INPUT ROWS →
+++

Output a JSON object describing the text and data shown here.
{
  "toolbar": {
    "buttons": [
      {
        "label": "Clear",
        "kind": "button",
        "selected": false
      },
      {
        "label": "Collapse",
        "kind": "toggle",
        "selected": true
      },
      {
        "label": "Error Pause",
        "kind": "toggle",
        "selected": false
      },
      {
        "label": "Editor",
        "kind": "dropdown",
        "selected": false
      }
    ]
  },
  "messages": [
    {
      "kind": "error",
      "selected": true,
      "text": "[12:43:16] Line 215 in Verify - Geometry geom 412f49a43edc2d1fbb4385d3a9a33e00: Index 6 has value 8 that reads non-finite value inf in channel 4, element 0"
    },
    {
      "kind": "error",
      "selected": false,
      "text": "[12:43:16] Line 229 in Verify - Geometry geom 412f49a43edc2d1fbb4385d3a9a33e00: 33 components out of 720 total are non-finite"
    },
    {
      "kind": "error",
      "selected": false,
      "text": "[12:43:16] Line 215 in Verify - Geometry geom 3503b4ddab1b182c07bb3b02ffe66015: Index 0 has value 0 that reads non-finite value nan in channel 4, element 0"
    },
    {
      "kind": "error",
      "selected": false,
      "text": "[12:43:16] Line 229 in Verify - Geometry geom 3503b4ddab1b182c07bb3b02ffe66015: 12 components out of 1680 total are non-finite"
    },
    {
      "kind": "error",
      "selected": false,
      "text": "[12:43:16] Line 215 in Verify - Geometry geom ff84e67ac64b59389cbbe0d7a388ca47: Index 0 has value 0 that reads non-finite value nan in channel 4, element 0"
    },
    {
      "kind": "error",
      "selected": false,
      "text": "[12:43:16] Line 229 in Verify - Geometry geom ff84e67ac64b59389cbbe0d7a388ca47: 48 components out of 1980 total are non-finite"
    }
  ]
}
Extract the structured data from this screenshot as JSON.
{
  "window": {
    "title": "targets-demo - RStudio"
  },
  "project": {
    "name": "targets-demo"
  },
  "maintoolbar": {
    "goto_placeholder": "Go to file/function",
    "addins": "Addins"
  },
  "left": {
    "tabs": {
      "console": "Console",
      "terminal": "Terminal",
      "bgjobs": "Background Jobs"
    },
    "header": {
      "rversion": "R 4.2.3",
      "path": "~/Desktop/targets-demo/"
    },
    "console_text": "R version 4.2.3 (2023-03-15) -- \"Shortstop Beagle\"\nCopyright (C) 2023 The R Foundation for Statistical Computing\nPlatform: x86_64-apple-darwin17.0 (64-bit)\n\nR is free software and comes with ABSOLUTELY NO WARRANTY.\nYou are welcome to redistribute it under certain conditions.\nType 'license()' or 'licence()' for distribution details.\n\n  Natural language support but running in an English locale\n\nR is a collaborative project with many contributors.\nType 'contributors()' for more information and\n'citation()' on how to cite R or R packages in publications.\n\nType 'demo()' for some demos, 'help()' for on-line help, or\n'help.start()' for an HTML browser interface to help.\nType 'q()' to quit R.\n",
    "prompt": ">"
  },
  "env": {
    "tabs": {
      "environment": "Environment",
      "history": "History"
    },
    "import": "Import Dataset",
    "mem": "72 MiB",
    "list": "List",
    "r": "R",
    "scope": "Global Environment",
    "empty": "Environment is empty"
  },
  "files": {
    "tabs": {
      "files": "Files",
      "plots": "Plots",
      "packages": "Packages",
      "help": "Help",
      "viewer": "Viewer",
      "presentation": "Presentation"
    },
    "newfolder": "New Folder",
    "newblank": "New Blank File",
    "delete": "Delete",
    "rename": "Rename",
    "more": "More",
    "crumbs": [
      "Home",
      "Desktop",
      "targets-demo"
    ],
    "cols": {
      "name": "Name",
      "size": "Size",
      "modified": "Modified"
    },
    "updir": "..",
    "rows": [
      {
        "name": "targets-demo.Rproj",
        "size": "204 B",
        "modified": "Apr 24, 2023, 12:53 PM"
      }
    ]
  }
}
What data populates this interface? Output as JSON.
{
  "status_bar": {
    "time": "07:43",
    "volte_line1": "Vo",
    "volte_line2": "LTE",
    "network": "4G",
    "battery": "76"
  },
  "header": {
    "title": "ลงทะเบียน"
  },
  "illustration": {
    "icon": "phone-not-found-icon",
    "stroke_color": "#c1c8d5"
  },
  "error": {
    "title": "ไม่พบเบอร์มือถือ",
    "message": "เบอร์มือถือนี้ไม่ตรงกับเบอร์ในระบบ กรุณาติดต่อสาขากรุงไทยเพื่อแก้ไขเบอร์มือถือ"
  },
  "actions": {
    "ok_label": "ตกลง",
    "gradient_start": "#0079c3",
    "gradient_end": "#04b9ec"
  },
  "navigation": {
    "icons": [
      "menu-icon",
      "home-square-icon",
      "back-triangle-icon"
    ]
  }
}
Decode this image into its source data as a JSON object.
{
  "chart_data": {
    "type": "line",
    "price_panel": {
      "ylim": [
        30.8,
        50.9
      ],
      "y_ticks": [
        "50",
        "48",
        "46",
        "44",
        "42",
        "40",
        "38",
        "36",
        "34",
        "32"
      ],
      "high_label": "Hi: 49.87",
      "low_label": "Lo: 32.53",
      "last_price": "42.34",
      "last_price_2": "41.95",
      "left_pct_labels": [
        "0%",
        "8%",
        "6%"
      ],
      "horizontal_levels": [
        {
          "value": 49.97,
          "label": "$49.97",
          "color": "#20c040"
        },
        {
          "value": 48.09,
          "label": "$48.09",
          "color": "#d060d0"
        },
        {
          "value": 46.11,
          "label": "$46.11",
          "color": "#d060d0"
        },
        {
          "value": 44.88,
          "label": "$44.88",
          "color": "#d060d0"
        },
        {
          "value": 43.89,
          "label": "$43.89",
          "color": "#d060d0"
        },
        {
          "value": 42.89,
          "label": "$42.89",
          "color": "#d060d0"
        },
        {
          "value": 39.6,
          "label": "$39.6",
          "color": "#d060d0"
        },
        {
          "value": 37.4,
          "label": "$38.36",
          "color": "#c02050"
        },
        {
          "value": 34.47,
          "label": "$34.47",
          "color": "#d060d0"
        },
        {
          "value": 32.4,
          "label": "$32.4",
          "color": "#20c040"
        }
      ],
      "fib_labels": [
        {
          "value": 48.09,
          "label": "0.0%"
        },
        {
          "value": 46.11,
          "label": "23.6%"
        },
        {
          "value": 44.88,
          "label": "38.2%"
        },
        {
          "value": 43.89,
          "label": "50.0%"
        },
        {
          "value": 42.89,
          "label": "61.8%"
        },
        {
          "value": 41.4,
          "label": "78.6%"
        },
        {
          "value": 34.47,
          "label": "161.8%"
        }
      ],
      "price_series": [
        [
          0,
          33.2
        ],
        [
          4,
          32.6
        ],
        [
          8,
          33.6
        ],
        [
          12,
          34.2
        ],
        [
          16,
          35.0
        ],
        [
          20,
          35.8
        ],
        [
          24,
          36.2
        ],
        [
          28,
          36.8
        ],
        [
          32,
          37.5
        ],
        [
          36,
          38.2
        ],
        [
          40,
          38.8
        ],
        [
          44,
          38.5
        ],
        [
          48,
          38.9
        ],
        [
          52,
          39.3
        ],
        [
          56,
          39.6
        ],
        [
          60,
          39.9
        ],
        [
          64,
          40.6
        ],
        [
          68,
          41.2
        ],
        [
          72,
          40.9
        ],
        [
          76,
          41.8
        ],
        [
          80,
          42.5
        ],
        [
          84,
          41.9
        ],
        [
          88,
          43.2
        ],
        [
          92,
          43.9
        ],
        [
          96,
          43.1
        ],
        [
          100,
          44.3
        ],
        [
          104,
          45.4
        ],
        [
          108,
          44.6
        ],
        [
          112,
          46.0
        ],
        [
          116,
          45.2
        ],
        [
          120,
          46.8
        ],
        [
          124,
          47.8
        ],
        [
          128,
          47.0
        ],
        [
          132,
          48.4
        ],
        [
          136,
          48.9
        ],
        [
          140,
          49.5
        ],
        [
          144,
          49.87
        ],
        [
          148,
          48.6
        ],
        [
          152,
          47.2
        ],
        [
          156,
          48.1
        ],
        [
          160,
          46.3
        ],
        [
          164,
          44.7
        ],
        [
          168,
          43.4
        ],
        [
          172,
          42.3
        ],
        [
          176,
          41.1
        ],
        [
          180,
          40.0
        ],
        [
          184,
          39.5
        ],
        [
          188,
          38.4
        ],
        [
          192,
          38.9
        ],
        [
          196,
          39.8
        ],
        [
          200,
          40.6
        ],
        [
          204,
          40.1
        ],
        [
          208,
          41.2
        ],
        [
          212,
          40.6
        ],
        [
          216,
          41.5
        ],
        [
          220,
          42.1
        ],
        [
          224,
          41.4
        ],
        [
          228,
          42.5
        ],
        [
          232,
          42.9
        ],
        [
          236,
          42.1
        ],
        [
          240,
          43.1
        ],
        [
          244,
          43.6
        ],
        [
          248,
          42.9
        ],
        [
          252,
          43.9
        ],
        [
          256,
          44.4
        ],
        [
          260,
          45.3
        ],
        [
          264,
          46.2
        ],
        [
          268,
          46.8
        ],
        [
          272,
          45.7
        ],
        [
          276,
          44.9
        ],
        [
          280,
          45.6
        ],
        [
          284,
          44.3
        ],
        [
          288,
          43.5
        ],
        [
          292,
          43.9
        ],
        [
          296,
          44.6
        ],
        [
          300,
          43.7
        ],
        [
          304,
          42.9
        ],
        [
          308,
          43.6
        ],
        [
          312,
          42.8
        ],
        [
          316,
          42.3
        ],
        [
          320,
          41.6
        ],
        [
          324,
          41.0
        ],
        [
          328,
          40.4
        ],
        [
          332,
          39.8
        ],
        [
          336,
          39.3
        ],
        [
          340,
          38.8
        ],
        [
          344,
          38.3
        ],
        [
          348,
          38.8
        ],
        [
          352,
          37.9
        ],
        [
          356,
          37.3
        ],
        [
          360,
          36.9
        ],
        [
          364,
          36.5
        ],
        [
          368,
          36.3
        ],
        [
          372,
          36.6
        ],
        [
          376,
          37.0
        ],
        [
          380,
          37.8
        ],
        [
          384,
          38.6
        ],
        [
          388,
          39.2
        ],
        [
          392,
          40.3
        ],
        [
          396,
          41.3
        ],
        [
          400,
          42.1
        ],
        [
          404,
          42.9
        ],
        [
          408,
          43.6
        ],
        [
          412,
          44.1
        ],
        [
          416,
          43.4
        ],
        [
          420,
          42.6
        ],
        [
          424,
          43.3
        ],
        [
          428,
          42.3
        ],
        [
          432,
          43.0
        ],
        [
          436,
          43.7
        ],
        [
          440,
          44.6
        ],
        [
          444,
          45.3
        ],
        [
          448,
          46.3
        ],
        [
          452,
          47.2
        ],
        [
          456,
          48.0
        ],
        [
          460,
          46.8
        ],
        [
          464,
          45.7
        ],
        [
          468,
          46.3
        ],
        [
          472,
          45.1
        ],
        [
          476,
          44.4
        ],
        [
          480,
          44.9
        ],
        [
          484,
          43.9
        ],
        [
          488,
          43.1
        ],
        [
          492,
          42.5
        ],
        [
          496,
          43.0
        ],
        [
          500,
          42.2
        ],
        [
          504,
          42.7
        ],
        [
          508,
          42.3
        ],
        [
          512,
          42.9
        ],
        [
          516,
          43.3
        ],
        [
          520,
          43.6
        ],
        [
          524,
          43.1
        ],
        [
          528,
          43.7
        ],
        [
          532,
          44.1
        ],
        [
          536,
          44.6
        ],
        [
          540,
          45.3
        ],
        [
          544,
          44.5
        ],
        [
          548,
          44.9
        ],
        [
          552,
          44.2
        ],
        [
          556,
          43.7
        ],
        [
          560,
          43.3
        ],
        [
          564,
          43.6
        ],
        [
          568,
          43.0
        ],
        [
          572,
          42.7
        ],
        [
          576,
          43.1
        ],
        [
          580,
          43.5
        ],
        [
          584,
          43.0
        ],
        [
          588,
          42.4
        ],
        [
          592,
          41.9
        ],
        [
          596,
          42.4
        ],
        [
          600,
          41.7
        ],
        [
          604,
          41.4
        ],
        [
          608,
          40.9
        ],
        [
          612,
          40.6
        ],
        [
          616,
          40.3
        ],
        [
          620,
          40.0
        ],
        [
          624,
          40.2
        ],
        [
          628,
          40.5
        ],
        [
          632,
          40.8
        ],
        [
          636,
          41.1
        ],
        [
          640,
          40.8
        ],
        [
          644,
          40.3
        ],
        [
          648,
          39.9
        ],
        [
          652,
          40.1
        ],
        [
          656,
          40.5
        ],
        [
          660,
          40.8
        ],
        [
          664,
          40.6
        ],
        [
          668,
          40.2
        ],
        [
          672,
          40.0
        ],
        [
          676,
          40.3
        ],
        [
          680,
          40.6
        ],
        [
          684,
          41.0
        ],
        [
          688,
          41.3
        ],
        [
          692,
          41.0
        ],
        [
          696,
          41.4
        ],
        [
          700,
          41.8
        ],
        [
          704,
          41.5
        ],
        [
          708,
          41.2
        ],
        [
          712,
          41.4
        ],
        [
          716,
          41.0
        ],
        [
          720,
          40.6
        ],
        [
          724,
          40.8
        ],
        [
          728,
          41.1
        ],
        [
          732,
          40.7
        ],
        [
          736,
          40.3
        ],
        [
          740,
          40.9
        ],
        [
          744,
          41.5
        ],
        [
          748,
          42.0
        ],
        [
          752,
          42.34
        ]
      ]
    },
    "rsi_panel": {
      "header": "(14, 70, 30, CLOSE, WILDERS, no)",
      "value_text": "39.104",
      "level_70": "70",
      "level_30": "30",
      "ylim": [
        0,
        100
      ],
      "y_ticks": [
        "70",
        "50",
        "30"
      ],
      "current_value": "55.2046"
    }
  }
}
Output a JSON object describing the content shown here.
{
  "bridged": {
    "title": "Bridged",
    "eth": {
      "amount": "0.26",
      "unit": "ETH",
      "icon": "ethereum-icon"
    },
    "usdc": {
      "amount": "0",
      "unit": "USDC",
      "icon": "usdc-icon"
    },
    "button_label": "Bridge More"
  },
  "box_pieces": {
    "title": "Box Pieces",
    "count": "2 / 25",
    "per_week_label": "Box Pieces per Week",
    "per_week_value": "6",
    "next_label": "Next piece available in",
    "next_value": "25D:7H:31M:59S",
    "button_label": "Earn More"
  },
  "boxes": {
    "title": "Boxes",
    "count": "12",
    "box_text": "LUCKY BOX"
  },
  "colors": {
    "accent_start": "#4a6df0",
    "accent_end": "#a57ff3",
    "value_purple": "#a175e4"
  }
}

+++

WRITTEN REQUEST →
Everything from the line containing "Output a JSON object describing the content" to the end of the records must be written out exactly; include both of those lines and no others.

WRITTEN RESPONSE →
Output a JSON object describing the content shown here.
{
  "bridged": {
    "title": "Bridged",
    "eth": {
      "amount": "0.26",
      "unit": "ETH",
      "icon": "ethereum-icon"
    },
    "usdc": {
      "amount": "0",
      "unit": "USDC",
      "icon": "usdc-icon"
    },
    "button_label": "Bridge More"
  },
  "box_pieces": {
    "title": "Box Pieces",
    "count": "2 / 25",
    "per_week_label": "Box Pieces per Week",
    "per_week_value": "6",
    "next_label": "Next piece available in",
    "next_value": "25D:7H:31M:59S",
    "button_label": "Earn More"
  },
  "boxes": {
    "title": "Boxes",
    "count": "12",
    "box_text": "LUCKY BOX"
  },
  "colors": {
    "accent_start": "#4a6df0",
    "accent_end": "#a57ff3",
    "value_purple": "#a175e4"
  }
}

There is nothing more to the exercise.